Copy all lines that contain the word "design".

Data entries
□ □ □

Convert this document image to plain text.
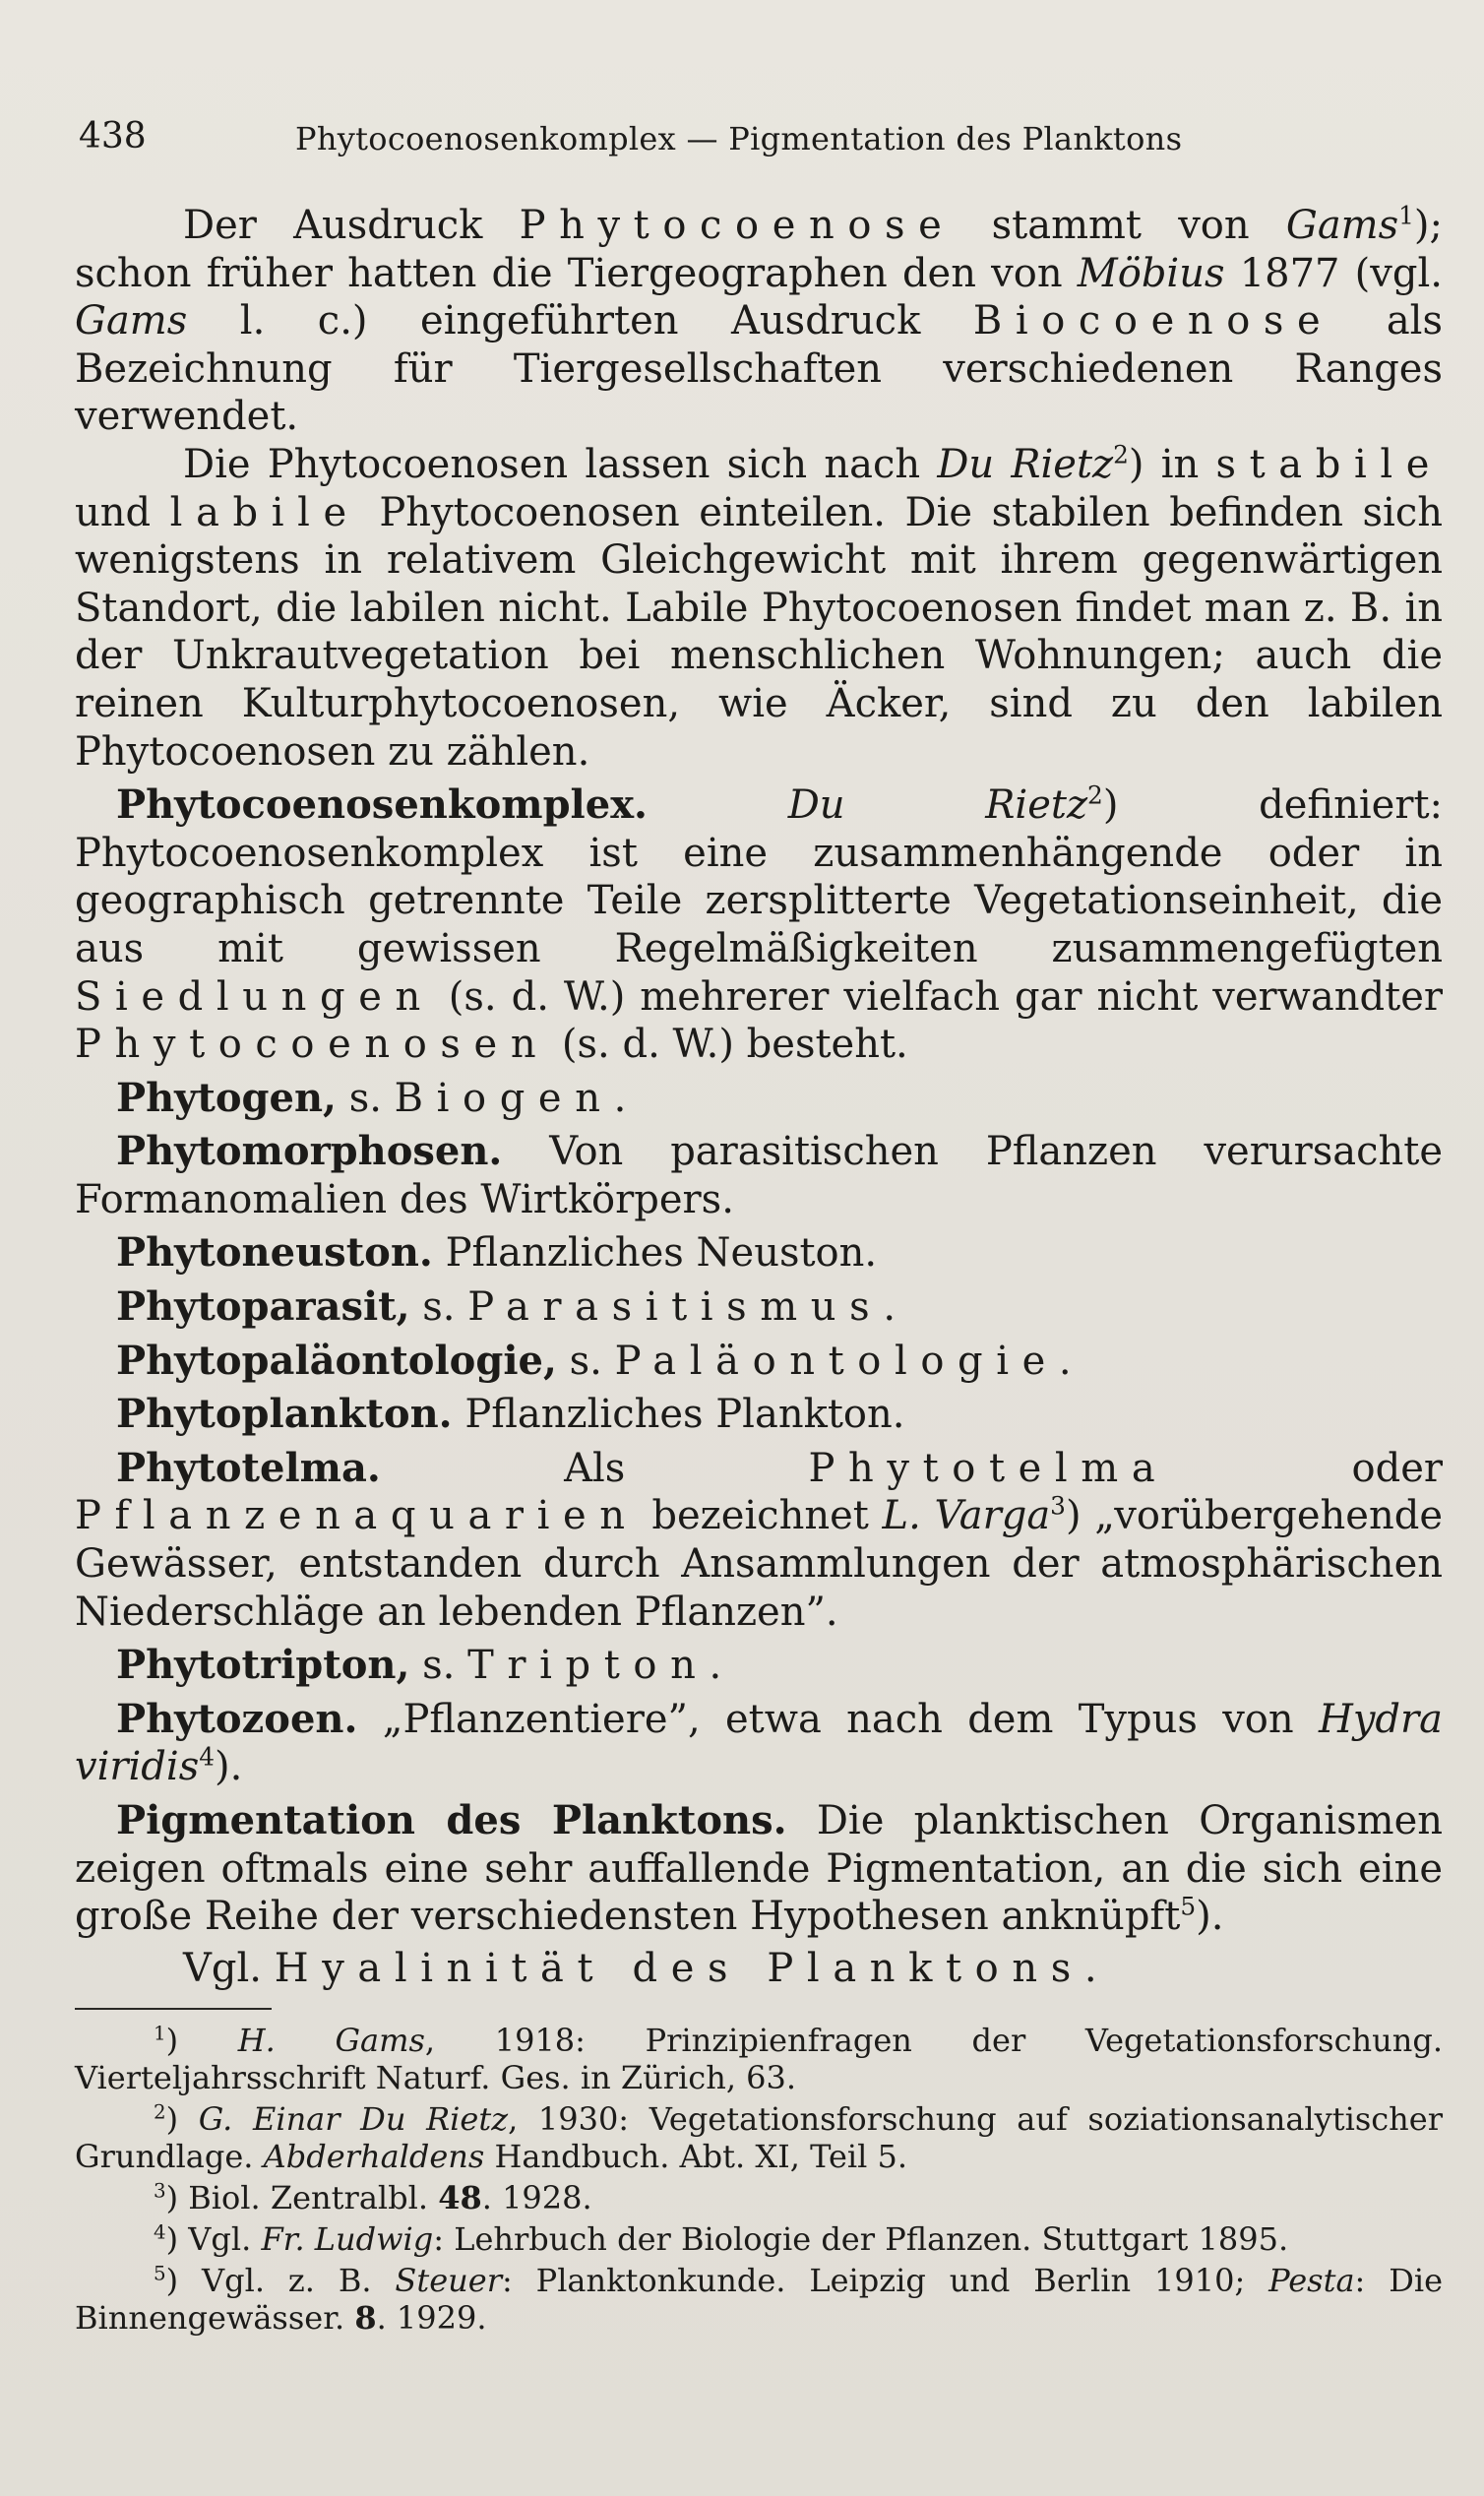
438	Phytocoenosenkomplex — Pigmentation des Planktons

Der Ausdruck Phytocoenose stammt von Gams$^1$); schon früher hatten die Tiergeographen den von Möbius 1877 (vgl. Gams l. c.) eingeführten Ausdruck Biocoenose als Bezeichnung für Tiergesellschaften verschiedenen Ranges verwendet.

Die Phytocoenosen lassen sich nach Du Rietz$^2$) in stabile und labile Phytocoenosen einteilen. Die stabilen befinden sich wenigstens in relativem Gleichgewicht mit ihrem gegenwärtigen Standort, die labilen nicht. Labile Phytocoenosen findet man z. B. in der Unkrautvegetation bei menschlichen Wohnungen; auch die reinen Kulturphytocoenosen, wie Äcker, sind zu den labilen Phytocoenosen zu zählen.

Phytocoenosenkomplex.	Du Rietz$^2$) definiert: Phytocoenosenkomplex ist eine zusammenhängende oder in geographisch getrennte Teile zersplitterte Vegetationseinheit, die aus mit gewissen Regelmäßigkeiten zusammengefügten Siedlungen (s. d. W.) mehrerer vielfach gar nicht verwandter Phytocoenosen (s. d. W.) besteht.

Phytogen, s. Biogen.

Phytomorphosen. Von parasitischen Pflanzen verursachte Formanomalien des Wirtkörpers.

Phytoneuston. Pflanzliches Neuston.

Phytoparasit, s. Parasitismus.

Phytopaläontologie, s. Paläontologie.

Phytoplankton. Pflanzliches Plankton.

Phytotelma. Als Phytotelma oder Pflanzenaquarien bezeichnet L. Varga$^3$) „vorübergehende Gewässer, entstanden durch Ansammlungen der atmosphärischen Niederschläge an lebenden Pflanzen”.

Phytotripton, s. Tripton.

Phytozoen. „Pflanzentiere”, etwa nach dem Typus von Hydra viridis$^4$).

Pigmentation des Planktons. Die planktischen Organismen zeigen oftmals eine sehr auffallende Pigmentation, an die sich eine große Reihe der verschiedensten Hypothesen anknüpft$^5$).

Vgl. Hyalinität des Planktons.

$^1$) H. Gams, 1918: Prinzipienfragen der Vegetationsforschung. Vierteljahrsschrift Naturf. Ges. in Zürich, 63.

$^2$) G. Einar Du Rietz, 1930: Vegetationsforschung auf soziationsanalytischer Grundlage. Abderhaldens Handbuch. Abt. XI, Teil 5.

$^3$) Biol. Zentralbl. 48. 1928.

$^4$) Vgl. Fr. Ludwig: Lehrbuch der Biologie der Pflanzen. Stuttgart 1895.

$^5$) Vgl. z. B. Steuer: Planktonkunde. Leipzig und Berlin 1910; Pesta: Die Binnengewässer. 8. 1929.
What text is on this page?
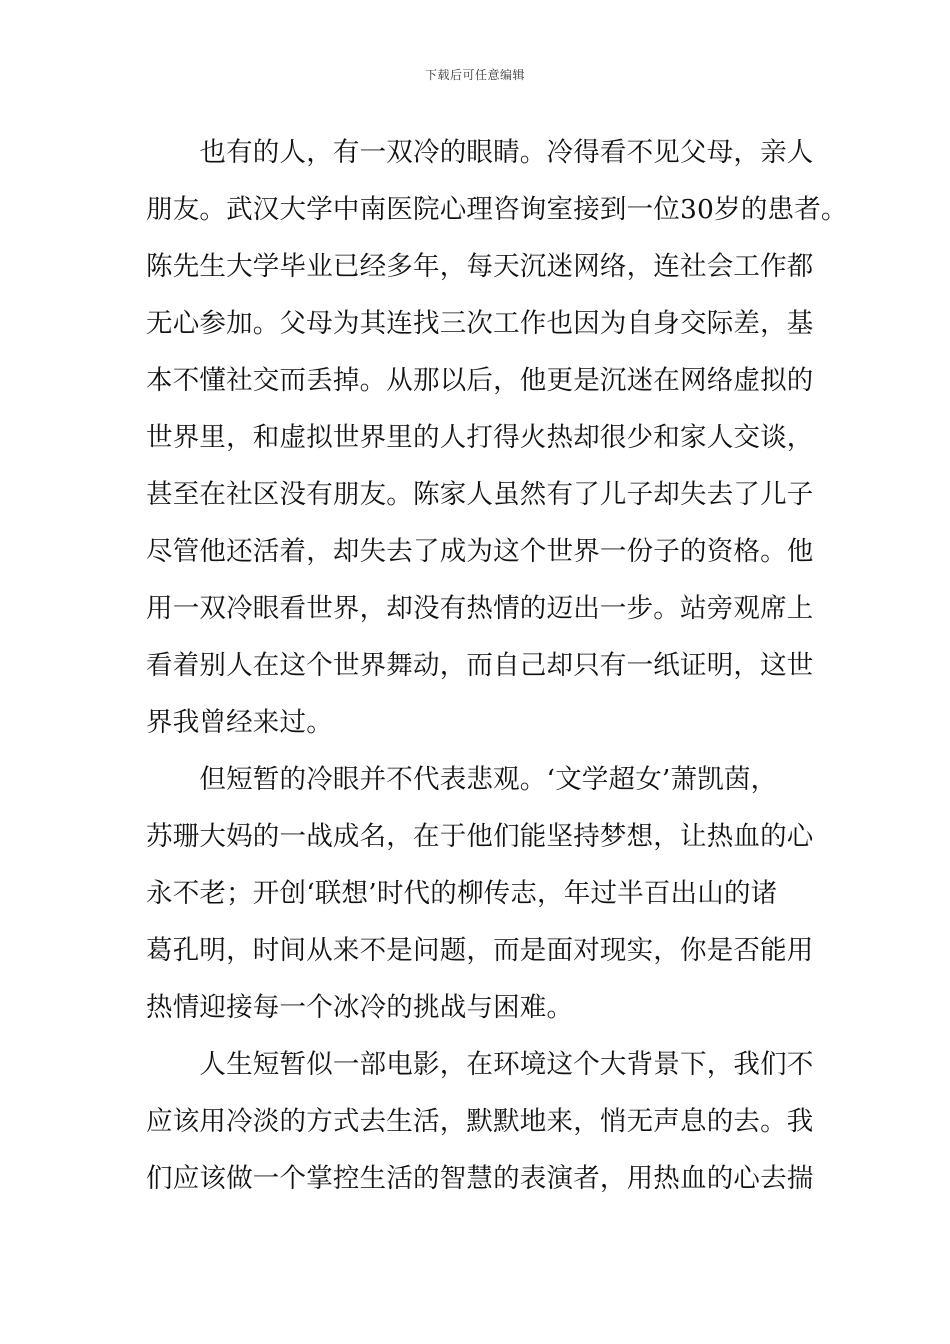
下载后可任意编辑
　　也有的人，有一双冷的眼睛。冷得看不见父母，亲人
朋友。武汉大学中南医院心理咨询室接到一位30岁的患者。
陈先生大学毕业已经多年，每天沉迷网络，连社会工作都
无心参加。父母为其连找三次工作也因为自身交际差，基
本不懂社交而丢掉。从那以后，他更是沉迷在网络虚拟的
世界里，和虚拟世界里的人打得火热却很少和家人交谈，
甚至在社区没有朋友。陈家人虽然有了儿子却失去了儿子
尽管他还活着，却失去了成为这个世界一份子的资格。他
用一双冷眼看世界，却没有热情的迈出一步。站旁观席上
看着别人在这个世界舞动，而自己却只有一纸证明，这世
界我曾经来过。
　　但短暂的冷眼并不代表悲观。‘文学超女’萧凯茵，
苏珊大妈的一战成名，在于他们能坚持梦想，让热血的心
永不老；开创‘联想’时代的柳传志，年过半百出山的诸
葛孔明，时间从来不是问题，而是面对现实，你是否能用
热情迎接每一个冰冷的挑战与困难。
　　人生短暂似一部电影，在环境这个大背景下，我们不
应该用冷淡的方式去生活，默默地来，悄无声息的去。我
们应该做一个掌控生活的智慧的表演者，用热血的心去揣
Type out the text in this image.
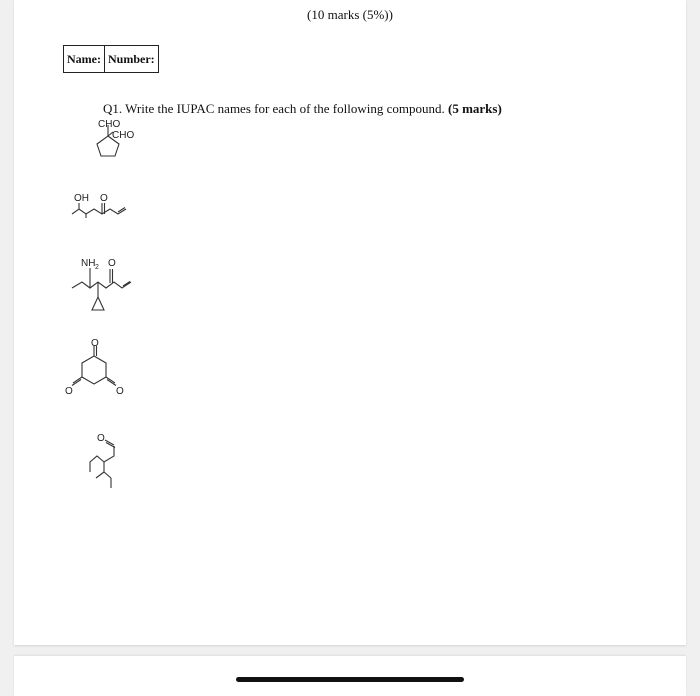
(10 marks (5%))
Name:	Number:
Q1. Write the IUPAC names for each of the following compound. (5 marks)
CHO
CHO
OH O
NH 2 O
O
O
O
O
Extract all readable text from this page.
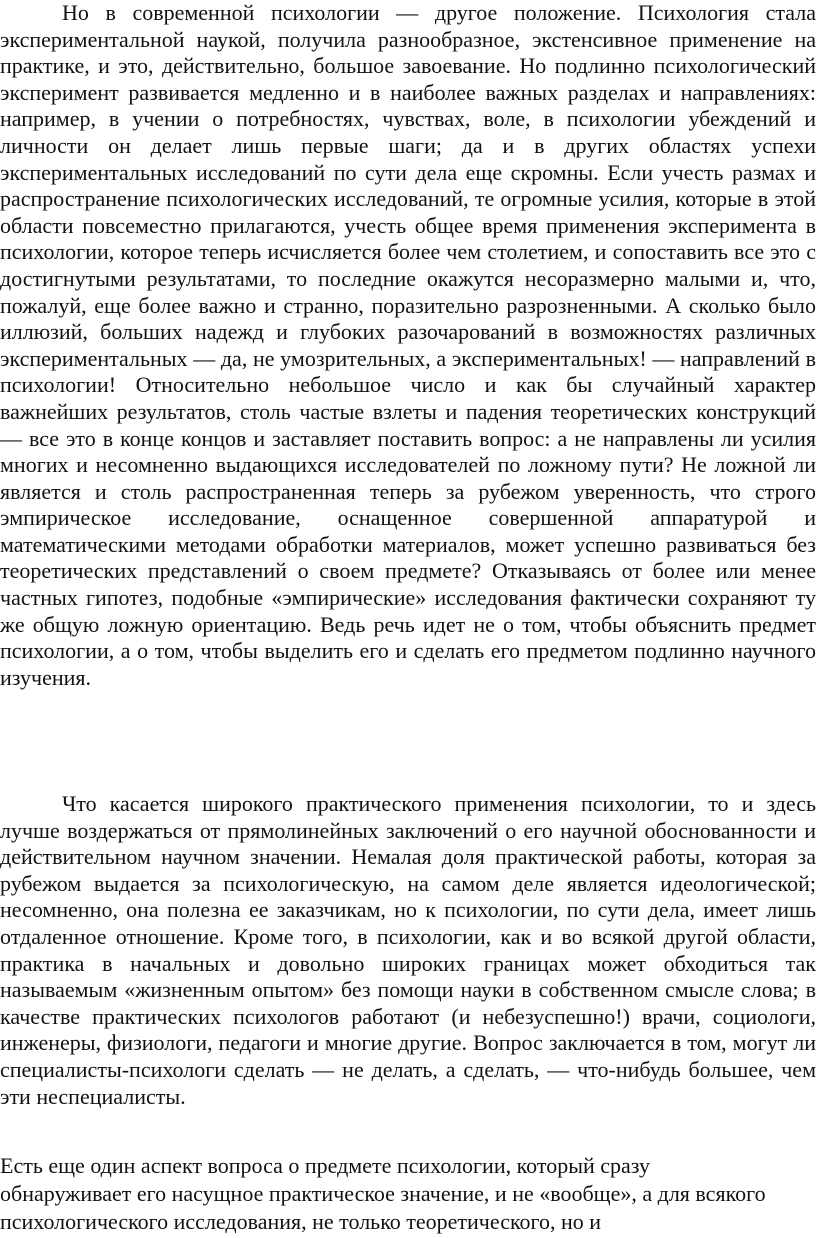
Но в современной психологии — другое положение. Психология стала экспериментальной наукой, получила разнообразное, экстенсивное применение на практике, и это, действительно, большое завоевание. Но подлинно психологический эксперимент развивается медленно и в наиболее важных разделах и направлениях: например, в учении о потребностях, чувствах, воле, в психологии убеждений и личности он делает лишь первые шаги; да и в других областях успехи экспериментальных исследований по сути дела еще скромны. Если учесть размах и распространение психологических исследований, те огромные усилия, которые в этой области повсеместно прилагаются, учесть общее время применения эксперимента в психологии, которое теперь исчисляется более чем столетием, и сопоставить все это с достигнутыми результатами, то последние окажутся несоразмерно малыми и, что, пожалуй, еще более важно и странно, поразительно разрозненными. А сколько было иллюзий, больших надежд и глубоких разочарований в возможностях различных экспериментальных — да, не умозрительных, а экспериментальных! — направлений в психологии! Относительно небольшое число и как бы случайный характер важнейших результатов, столь частые взлеты и падения теоретических конструкций — все это в конце концов и заставляет поставить вопрос: а не направлены ли усилия многих и несомненно выдающихся исследователей по ложному пути? Не ложной ли является и столь распространенная теперь за рубежом уверенность, что строго эмпирическое исследование, оснащенное совершенной аппаратурой и математическими методами обработки материалов, может успешно развиваться без теоретических представлений о своем предмете? Отказываясь от более или менее частных гипотез, подобные «эмпирические» исследования фактически сохраняют ту же общую ложную ориентацию. Ведь речь идет не о том, чтобы объяснить предмет психологии, а о том, чтобы выделить его и сделать его предметом подлинно научного изучения.

Что касается широкого практического применения психологии, то и здесь лучше воздержаться от прямолинейных заключений о его научной обоснованности и действительном научном значении. Немалая доля практической работы, которая за рубежом выдается за психологическую, на самом деле является идеологической; несомненно, она полезна ее заказчикам, но к психологии, по сути дела, имеет лишь отдаленное отношение. Кроме того, в психологии, как и во всякой другой области, практика в начальных и довольно широких границах может обходиться так называемым «жизненным опытом» без помощи науки в собственном смысле слова; в качестве практических психологов работают (и небезуспешно!) врачи, социологи, инженеры, физиологи, педагоги и многие другие. Вопрос заключается в том, могут ли специалисты-психологи сделать — не делать, а сделать, — что-нибудь большее, чем эти неспециалисты.

Есть еще один аспект вопроса о предмете психологии, который сразу обнаруживает его насущное практическое значение, и не «вообще», а для всякого психологического исследования, не только теоретического, но и
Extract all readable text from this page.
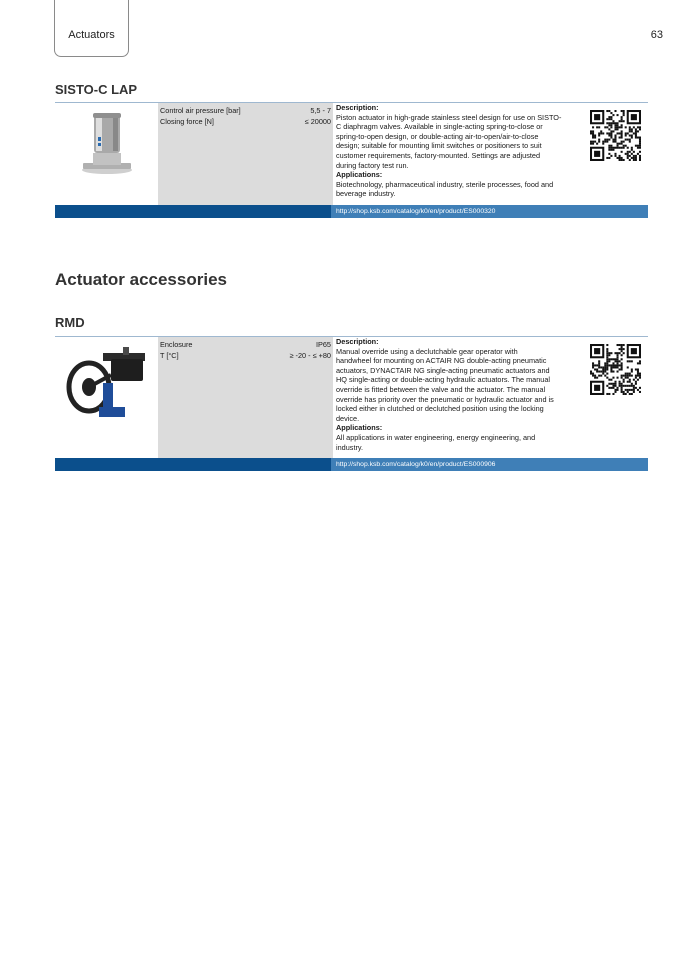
Actuators	63
SISTO-C LAP
Control air pressure [bar]	5,5 - 7
Closing force [N]	≤ 20000

Description:

Piston actuator in high-grade stainless steel design for use on SISTO-

C diaphragm valves. Available in single-acting spring-to-close or

spring-to-open design, or double-acting air-to-open/air-to-close

design; suitable for mounting limit switches or positioners to suit

customer requirements, factory-mounted. Settings are adjusted

during factory test run.

Applications:

Biotechnology, pharmaceutical industry, sterile processes, food and

beverage industry.

http://shop.ksb.com/catalog/k0/en/product/ES000320
Actuator accessories
RMD
Enclosure	IP65
T [°C]	≥ -20 - ≤ +80

Description:

Manual override using a declutchable gear operator with

handwheel for mounting on ACTAIR NG double-acting pneumatic

actuators, DYNACTAIR NG single-acting pneumatic actuators and

HQ single-acting or double-acting hydraulic actuators. The manual

override is fitted between the valve and the actuator. The manual

override has priority over the pneumatic or hydraulic actuator and is

locked either in clutched or declutched position using the locking

device.

Applications:

All applications in water engineering, energy engineering, and

industry.

http://shop.ksb.com/catalog/k0/en/product/ES000906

□ □ □

_WRITTEN RESPONSE_
Piston actuator in high-grade stainless steel design for use on SISTO-
spring-to-open design, or double-acting air-to-open/air-to-close
design; suitable for mounting limit switches or positioners to suit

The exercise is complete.